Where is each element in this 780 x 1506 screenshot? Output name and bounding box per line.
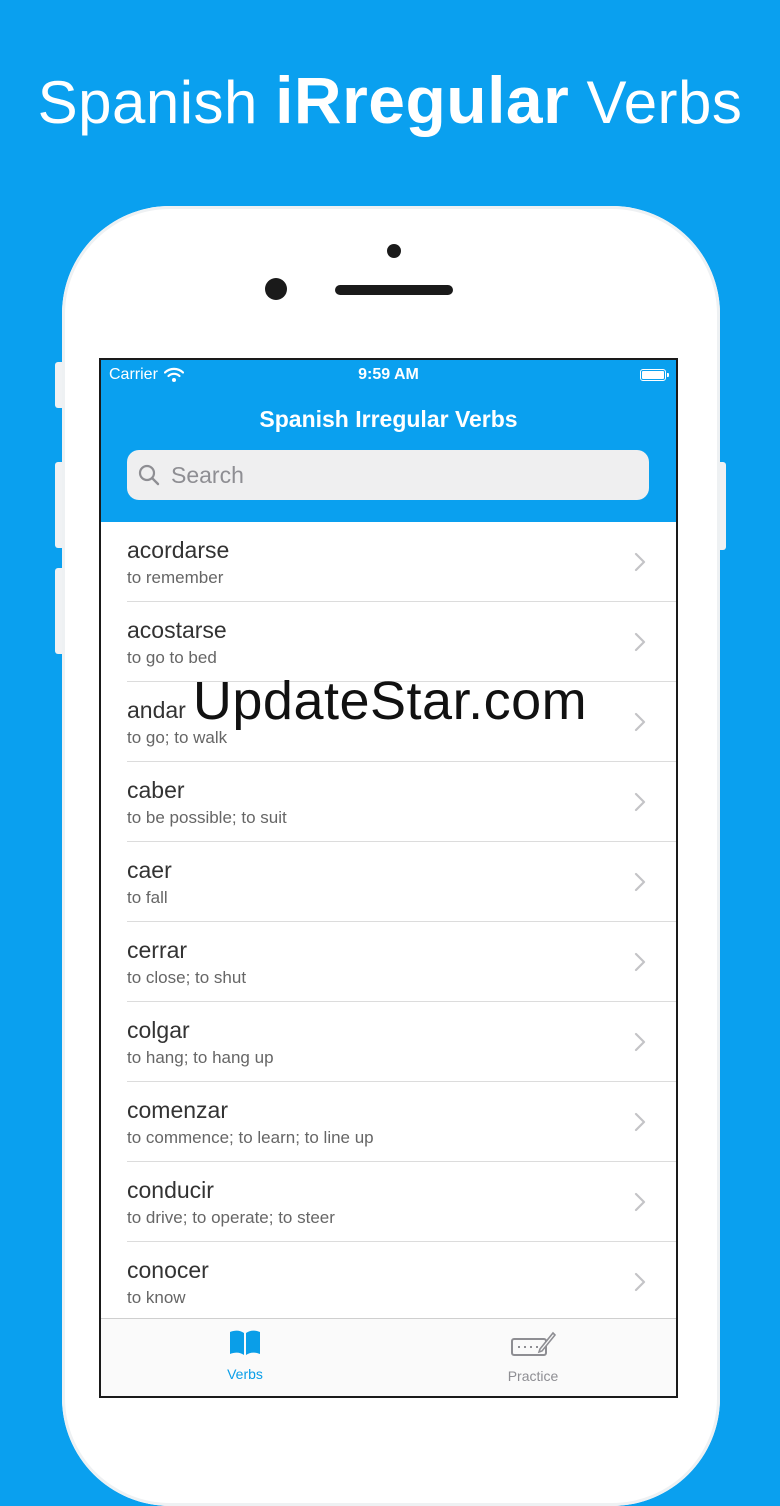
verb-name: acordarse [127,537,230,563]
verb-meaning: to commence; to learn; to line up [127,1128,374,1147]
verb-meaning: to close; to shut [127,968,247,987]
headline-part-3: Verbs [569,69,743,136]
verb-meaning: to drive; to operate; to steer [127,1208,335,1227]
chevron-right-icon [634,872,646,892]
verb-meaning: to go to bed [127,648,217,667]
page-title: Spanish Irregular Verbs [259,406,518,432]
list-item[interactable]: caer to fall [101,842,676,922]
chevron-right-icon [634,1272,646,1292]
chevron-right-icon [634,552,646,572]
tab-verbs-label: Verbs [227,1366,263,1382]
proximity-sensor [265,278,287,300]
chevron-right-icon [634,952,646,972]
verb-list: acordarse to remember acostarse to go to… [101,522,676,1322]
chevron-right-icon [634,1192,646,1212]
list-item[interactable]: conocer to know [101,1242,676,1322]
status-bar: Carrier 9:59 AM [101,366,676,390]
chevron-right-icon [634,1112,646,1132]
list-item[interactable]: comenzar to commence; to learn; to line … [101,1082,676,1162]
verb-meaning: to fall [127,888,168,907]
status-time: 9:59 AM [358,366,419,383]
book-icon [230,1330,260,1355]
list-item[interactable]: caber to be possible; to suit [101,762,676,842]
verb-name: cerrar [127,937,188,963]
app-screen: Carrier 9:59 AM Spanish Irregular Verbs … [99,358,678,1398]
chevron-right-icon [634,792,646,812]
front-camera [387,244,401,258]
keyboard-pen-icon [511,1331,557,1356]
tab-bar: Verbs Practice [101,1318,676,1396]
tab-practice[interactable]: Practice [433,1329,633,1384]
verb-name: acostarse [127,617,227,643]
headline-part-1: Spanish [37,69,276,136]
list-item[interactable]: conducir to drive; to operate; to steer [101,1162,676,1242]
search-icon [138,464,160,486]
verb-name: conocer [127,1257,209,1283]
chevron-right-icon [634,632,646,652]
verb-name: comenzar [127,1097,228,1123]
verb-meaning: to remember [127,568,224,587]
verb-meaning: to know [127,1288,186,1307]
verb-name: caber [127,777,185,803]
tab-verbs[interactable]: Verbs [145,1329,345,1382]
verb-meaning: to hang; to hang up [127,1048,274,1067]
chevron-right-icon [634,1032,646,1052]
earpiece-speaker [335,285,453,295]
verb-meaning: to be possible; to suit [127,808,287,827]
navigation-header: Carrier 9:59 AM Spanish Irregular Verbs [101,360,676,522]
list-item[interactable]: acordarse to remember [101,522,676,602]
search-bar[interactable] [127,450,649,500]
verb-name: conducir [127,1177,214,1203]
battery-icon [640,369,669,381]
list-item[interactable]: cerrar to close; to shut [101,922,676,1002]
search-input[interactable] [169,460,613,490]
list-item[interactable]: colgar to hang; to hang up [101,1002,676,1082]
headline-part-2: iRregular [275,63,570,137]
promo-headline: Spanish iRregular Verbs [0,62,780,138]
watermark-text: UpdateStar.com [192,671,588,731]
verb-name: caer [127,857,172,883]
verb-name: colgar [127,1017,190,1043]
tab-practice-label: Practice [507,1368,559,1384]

Set task
Reproduce verbatim every line of the material, from the line that contains "verb-name: acordarse [127,537,230,563]" down to the line that contains "list-item[interactable]: conocer to", both included.

Result of this exercise
verb-name: acordarse [127,537,230,563]
verb-meaning: to commence; to learn; to line up [127,1128,374,1147]
verb-meaning: to close; to shut [127,968,247,987]
headline-part-3: Verbs [569,69,743,136]
verb-meaning: to drive; to operate; to steer [127,1208,335,1227]
chevron-right-icon [634,872,646,892]
verb-meaning: to go to bed [127,648,217,667]
page-title: Spanish Irregular Verbs [259,406,518,432]
list-item[interactable]: caer to fall [101,842,676,922]
chevron-right-icon [634,1272,646,1292]
chevron-right-icon [634,552,646,572]
tab-verbs-label: Verbs [227,1366,263,1382]
proximity-sensor [265,278,287,300]
chevron-right-icon [634,952,646,972]
verb-list: acordarse to remember acostarse to go to… [101,522,676,1322]
chevron-right-icon [634,1192,646,1212]
list-item[interactable]: conocer to know [101,1242,676,1322]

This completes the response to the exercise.